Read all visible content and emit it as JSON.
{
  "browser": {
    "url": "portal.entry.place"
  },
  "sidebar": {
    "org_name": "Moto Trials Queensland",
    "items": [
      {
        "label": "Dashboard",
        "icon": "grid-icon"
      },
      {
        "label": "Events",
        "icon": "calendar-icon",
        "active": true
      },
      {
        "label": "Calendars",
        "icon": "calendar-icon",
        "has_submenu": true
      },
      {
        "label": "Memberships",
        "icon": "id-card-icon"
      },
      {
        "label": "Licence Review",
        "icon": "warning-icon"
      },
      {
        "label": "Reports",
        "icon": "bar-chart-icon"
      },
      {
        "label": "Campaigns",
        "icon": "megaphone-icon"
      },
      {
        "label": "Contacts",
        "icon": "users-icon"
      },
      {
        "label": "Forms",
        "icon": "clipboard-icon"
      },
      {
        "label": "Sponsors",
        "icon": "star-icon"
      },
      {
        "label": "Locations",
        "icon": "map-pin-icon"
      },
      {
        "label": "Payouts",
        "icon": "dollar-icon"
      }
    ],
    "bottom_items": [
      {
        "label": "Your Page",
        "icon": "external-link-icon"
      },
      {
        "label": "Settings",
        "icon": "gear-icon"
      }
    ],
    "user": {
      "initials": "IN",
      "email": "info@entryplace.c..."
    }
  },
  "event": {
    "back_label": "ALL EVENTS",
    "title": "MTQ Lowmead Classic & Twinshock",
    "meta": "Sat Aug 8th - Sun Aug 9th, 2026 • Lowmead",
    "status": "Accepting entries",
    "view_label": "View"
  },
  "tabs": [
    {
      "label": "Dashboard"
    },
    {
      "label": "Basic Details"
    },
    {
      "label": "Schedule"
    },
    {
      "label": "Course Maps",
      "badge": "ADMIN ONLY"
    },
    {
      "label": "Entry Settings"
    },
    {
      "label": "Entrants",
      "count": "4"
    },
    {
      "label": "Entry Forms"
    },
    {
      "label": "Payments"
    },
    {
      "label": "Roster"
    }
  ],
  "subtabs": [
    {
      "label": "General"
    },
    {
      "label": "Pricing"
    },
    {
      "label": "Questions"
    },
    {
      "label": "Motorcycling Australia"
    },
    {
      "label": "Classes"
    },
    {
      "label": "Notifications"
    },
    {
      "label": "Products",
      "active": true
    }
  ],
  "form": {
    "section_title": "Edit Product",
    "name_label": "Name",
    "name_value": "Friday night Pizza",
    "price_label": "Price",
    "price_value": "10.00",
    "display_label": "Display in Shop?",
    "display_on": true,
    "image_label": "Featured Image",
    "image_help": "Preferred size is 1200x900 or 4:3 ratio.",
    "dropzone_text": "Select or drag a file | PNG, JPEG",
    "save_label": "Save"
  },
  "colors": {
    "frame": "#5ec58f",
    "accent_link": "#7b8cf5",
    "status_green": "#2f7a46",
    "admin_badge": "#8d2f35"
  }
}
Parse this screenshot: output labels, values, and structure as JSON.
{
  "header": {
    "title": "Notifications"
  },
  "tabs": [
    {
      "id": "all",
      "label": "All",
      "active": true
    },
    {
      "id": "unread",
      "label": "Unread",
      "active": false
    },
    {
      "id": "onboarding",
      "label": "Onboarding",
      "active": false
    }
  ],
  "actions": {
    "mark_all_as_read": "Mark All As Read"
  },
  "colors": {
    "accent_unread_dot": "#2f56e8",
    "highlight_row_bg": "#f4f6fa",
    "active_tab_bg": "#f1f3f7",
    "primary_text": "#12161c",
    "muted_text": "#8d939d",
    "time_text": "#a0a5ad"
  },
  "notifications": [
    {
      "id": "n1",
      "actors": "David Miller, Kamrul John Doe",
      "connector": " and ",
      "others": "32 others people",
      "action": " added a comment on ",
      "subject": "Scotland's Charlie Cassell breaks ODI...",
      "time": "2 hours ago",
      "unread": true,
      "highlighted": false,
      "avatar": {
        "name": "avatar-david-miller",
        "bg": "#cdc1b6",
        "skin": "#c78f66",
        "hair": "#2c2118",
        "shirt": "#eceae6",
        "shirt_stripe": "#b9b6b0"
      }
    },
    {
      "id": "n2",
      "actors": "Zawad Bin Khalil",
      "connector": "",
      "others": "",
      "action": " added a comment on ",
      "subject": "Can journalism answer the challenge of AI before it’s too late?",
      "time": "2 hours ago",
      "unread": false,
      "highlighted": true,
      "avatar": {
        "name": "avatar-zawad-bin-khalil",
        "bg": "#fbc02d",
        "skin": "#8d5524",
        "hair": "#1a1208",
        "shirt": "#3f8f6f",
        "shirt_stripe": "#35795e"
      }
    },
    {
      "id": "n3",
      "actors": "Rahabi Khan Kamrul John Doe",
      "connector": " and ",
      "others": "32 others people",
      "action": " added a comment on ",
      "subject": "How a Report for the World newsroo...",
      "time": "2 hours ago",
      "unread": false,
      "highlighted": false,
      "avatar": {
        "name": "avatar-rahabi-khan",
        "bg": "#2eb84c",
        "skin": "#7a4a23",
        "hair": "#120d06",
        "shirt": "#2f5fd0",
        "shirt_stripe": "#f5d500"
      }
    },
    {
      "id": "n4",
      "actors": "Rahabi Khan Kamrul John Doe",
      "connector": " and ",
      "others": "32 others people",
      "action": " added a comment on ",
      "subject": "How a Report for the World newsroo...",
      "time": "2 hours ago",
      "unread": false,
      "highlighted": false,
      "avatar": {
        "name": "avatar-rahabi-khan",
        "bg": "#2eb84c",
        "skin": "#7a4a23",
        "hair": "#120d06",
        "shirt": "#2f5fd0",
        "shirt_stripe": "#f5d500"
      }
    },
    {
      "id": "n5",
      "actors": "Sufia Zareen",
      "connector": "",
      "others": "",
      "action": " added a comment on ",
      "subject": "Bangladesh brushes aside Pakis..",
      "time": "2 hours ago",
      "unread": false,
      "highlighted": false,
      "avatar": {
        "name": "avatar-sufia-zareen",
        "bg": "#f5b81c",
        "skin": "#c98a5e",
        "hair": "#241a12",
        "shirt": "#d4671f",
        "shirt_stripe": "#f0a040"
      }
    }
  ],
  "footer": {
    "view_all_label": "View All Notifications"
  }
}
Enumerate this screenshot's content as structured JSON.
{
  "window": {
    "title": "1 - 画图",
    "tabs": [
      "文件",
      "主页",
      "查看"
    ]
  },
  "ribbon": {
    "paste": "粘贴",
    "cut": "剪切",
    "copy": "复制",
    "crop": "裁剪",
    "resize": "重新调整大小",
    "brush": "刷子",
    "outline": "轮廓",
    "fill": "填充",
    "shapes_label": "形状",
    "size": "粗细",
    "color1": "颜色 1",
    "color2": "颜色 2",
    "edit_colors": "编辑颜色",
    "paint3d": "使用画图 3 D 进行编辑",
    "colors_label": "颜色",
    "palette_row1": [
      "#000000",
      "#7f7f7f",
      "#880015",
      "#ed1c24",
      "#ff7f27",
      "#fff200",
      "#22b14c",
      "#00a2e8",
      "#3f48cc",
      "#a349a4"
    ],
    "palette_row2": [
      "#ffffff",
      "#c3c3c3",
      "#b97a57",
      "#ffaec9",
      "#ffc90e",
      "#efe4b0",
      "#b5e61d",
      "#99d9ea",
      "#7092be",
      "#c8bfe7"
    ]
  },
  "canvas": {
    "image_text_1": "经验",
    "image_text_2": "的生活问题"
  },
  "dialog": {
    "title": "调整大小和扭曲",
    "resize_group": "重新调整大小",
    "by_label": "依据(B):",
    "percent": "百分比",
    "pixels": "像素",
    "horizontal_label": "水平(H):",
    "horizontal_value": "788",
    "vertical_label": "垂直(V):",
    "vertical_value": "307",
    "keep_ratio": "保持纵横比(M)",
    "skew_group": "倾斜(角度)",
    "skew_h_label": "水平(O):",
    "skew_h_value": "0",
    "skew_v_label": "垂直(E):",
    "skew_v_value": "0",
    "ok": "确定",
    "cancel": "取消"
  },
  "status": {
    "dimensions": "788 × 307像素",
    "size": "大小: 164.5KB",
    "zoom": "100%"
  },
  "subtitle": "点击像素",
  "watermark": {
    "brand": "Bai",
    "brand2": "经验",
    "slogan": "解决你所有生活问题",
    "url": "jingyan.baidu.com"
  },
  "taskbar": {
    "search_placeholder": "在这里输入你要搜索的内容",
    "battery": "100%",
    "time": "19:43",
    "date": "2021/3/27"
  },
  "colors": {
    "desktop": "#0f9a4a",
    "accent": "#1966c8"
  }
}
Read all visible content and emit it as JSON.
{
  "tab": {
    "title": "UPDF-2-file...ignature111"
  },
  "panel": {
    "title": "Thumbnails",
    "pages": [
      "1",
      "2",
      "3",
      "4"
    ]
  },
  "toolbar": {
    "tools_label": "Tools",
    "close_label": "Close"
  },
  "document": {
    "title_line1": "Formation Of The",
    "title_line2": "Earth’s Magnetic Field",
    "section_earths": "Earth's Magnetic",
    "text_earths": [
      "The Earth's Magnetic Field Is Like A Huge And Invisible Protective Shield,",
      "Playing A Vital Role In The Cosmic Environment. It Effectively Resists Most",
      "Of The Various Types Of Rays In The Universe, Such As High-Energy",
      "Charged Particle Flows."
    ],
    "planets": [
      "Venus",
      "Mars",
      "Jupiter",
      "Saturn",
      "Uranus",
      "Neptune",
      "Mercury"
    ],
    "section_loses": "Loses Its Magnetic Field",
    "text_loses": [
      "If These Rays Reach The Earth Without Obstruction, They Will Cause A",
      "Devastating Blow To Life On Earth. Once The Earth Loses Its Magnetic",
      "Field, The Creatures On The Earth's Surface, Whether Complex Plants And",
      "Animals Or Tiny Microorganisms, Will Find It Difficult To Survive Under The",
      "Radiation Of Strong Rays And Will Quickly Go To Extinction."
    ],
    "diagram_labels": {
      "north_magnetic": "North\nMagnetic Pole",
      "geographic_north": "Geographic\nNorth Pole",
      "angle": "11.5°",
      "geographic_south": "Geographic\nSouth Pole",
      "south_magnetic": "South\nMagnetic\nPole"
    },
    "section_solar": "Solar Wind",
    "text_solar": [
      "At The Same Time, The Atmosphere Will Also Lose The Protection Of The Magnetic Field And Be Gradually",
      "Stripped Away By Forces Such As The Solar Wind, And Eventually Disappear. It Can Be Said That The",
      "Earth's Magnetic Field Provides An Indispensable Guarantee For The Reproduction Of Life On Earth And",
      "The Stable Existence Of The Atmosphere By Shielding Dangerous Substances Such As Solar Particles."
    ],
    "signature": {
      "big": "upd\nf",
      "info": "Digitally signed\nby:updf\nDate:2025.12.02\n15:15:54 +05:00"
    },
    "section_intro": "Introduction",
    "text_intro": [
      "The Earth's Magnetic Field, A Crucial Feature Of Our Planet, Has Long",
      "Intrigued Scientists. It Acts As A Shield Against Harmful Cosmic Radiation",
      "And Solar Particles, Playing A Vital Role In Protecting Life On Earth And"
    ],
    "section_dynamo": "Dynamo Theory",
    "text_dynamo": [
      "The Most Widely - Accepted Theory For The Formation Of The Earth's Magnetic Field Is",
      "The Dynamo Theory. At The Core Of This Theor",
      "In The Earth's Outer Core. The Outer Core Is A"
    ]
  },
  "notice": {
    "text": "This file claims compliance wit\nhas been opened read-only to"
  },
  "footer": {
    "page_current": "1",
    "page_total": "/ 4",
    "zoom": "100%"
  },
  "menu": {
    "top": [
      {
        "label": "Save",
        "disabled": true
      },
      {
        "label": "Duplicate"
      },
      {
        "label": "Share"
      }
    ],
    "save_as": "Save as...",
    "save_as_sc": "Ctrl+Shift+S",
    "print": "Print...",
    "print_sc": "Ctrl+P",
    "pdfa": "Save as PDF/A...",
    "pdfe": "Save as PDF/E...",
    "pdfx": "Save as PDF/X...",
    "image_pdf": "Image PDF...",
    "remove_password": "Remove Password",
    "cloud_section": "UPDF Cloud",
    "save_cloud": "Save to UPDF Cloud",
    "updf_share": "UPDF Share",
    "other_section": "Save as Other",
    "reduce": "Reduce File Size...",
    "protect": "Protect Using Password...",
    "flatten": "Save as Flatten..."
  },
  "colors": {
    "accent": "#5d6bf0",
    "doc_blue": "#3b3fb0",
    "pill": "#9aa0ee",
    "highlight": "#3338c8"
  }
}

▶ Set exercise
Look through the entries above. Extract each line with the word "Will".

▶ Written answer
      "If These Rays Reach The Earth Without Obstruction, They Will Cause A",
      "Animals Or Tiny Microorganisms, Will Find It Difficult To Survive Under The",
      "Radiation Of Strong Rays And Will Quickly Go To Extinction."
      "At The Same Time, The Atmosphere Will Also Lose The Protection Of The Magnetic Field And Be Gradually",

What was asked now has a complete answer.